Records contained in a dataset
------

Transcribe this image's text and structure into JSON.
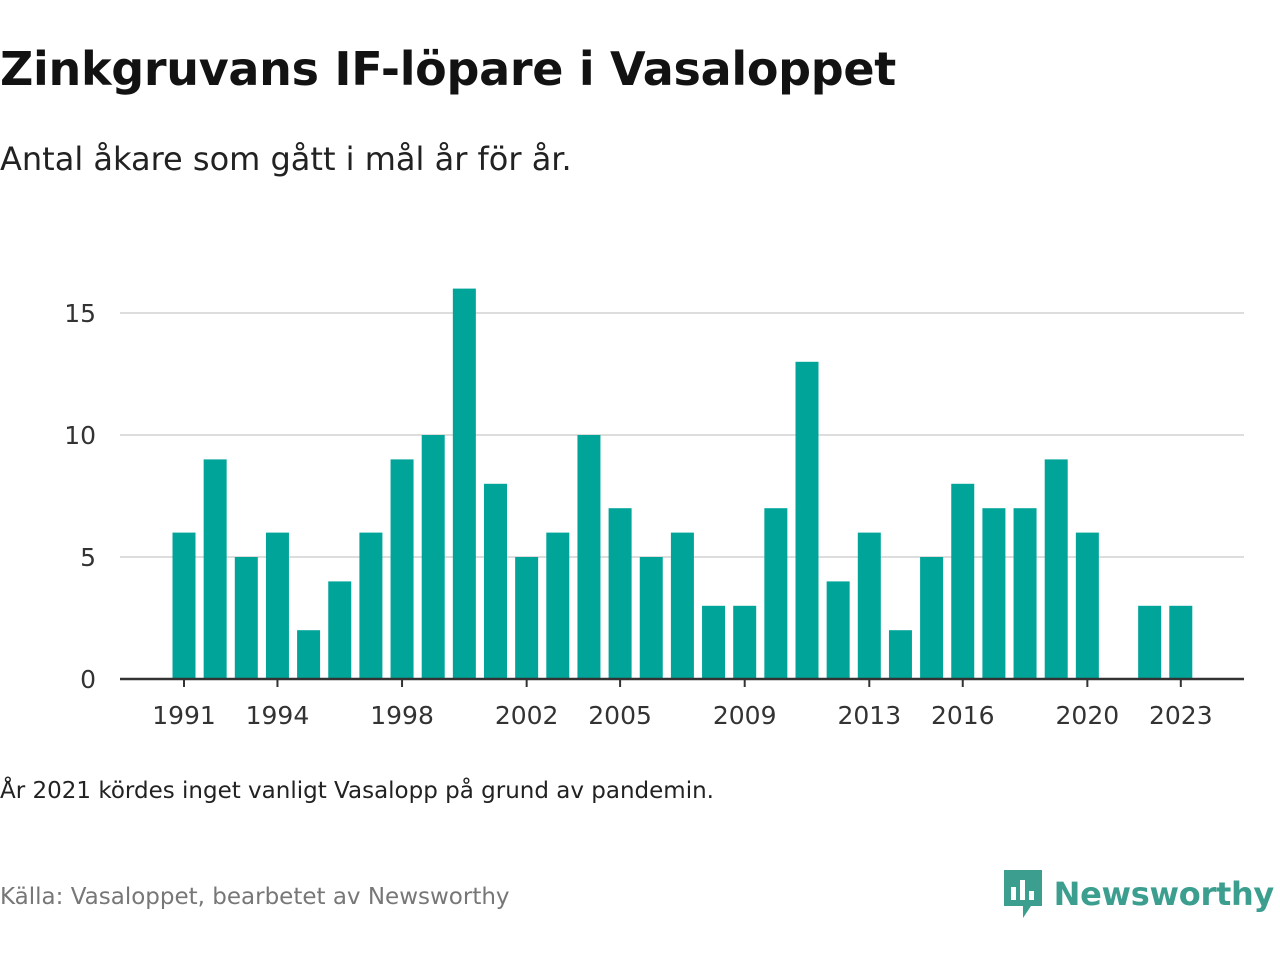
{
  "header": {
    "title": "Zinkgruvans IF-löpare i Vasaloppet",
    "subtitle": "Antal åkare som gått i mål år för år."
  },
  "footer": {
    "note": "År 2021 kördes inget vanligt Vasalopp på grund av pandemin.",
    "source": "Källa: Vasaloppet, bearbetet av Newsworthy",
    "brand_name": "Newsworthy",
    "brand_icon": "newsworthy-logo-icon"
  },
  "colors": {
    "bar": "#00a499",
    "grid": "#dddddd",
    "axis": "#333333",
    "brand": "#3b9e8f"
  },
  "chart_data": {
    "type": "bar",
    "categories": [
      "1991",
      "1992",
      "1993",
      "1994",
      "1995",
      "1996",
      "1997",
      "1998",
      "1999",
      "2000",
      "2001",
      "2002",
      "2003",
      "2004",
      "2005",
      "2006",
      "2007",
      "2008",
      "2009",
      "2010",
      "2011",
      "2012",
      "2013",
      "2014",
      "2015",
      "2016",
      "2017",
      "2018",
      "2019",
      "2020",
      "2021",
      "2022",
      "2023"
    ],
    "values": [
      6,
      9,
      5,
      6,
      2,
      4,
      6,
      9,
      10,
      16,
      8,
      5,
      6,
      10,
      7,
      5,
      6,
      3,
      3,
      7,
      13,
      4,
      6,
      2,
      5,
      8,
      7,
      7,
      9,
      6,
      null,
      3,
      3
    ],
    "x_tick_labels": [
      "1991",
      "1994",
      "1998",
      "2002",
      "2005",
      "2009",
      "2013",
      "2016",
      "2020",
      "2023"
    ],
    "y_ticks": [
      0,
      5,
      10,
      15
    ],
    "ylim": [
      0,
      16
    ],
    "grid": true,
    "title": "",
    "xlabel": "",
    "ylabel": ""
  }
}
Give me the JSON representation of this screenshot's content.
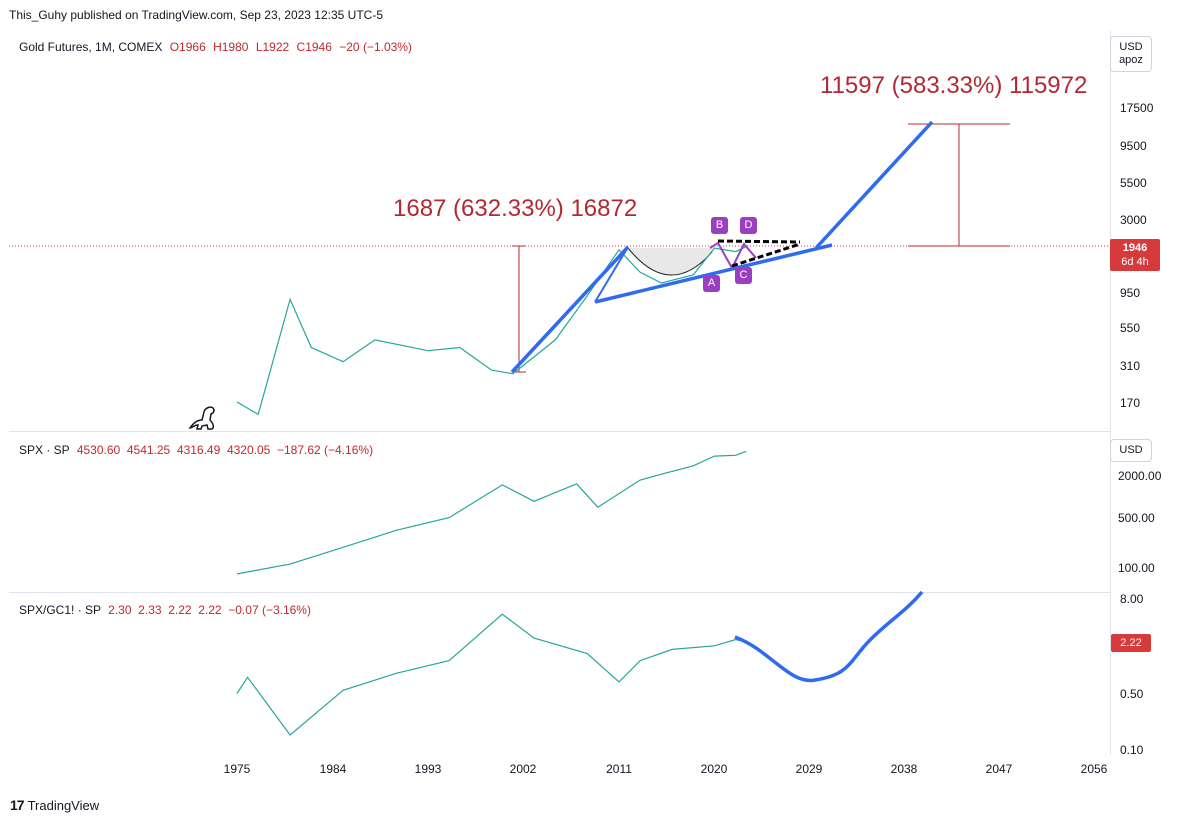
{
  "header": {
    "published": "This_Guhy published on TradingView.com, Sep 23, 2023 12:35 UTC-5"
  },
  "footer": {
    "brand": "TradingView",
    "logo": "tv-logo-icon"
  },
  "panels": [
    {
      "label": "Gold Futures, 1M, COMEX",
      "ohlc_o": "O1966",
      "ohlc_h": "H1980",
      "ohlc_l": "L1922",
      "ohlc_c": "C1946",
      "change": "−20 (−1.03%)",
      "unit": "USD",
      "unit2": "apoz",
      "y_ticks": [
        "17500",
        "9500",
        "5500",
        "3000",
        "950",
        "550",
        "310",
        "170"
      ],
      "price_tag": "1946",
      "price_tag_sub": "6d 4h"
    },
    {
      "label": "SPX · SP",
      "values": "4530.60  4541.25  4316.49  4320.05  −187.62 (−4.16%)",
      "unit": "USD",
      "y_ticks": [
        "2000.00",
        "500.00",
        "100.00"
      ]
    },
    {
      "label": "SPX/GC1! · SP",
      "values": "2.30  2.33  2.22  2.22  −0.07 (−3.16%)",
      "y_ticks": [
        "8.00",
        "0.50",
        "0.10"
      ],
      "price_tag": "2.22"
    }
  ],
  "annotations": {
    "measure1": "1687 (632.33%) 16872",
    "measure2": "11597 (583.33%) 115972",
    "points": [
      "A",
      "B",
      "C",
      "D"
    ]
  },
  "colors": {
    "up": "#26a69a",
    "down": "#ef5350",
    "trend": "#2f6bf0",
    "label": "#b22833",
    "pattern": "#9b3fc1"
  },
  "chart_data": [
    {
      "type": "line",
      "series_desc": "Gold Futures monthly (approx.)",
      "x": [
        1975,
        1977,
        1980,
        1982,
        1985,
        1988,
        1993,
        1996,
        1999,
        2001,
        2005,
        2008,
        2011,
        2013,
        2015,
        2018,
        2020,
        2022,
        2023
      ],
      "y": [
        170,
        140,
        850,
        400,
        320,
        450,
        380,
        400,
        280,
        265,
        450,
        900,
        1850,
        1300,
        1100,
        1250,
        1900,
        1800,
        1946
      ],
      "scale": "log"
    },
    {
      "type": "line",
      "series_desc": "SPX monthly (approx.)",
      "x": [
        1975,
        1980,
        1985,
        1990,
        1995,
        2000,
        2003,
        2007,
        2009,
        2013,
        2015,
        2018,
        2020,
        2022,
        2023
      ],
      "y": [
        80,
        110,
        190,
        330,
        500,
        1450,
        850,
        1500,
        700,
        1700,
        2050,
        2700,
        3700,
        3800,
        4320
      ],
      "scale": "log"
    },
    {
      "type": "line",
      "series_desc": "SPX/GC1! ratio monthly (approx.)",
      "x": [
        1975,
        1976,
        1980,
        1985,
        1990,
        1995,
        2000,
        2003,
        2008,
        2011,
        2013,
        2016,
        2020,
        2022,
        2023
      ],
      "y": [
        0.5,
        0.8,
        0.15,
        0.55,
        0.9,
        1.3,
        5.0,
        2.5,
        1.6,
        0.7,
        1.3,
        1.8,
        2.0,
        2.4,
        2.22
      ],
      "scale": "log"
    }
  ],
  "x_axis": {
    "ticks": [
      "1975",
      "1984",
      "1993",
      "2002",
      "2011",
      "2020",
      "2029",
      "2038",
      "2047",
      "2056"
    ]
  }
}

------

_Task to carry out_
From the entries above, extract every line where the word "Futures" appears.

_Output for this task_
      "label": "Gold Futures, 1M, COMEX",
      "series_desc": "Gold Futures monthly (approx.)",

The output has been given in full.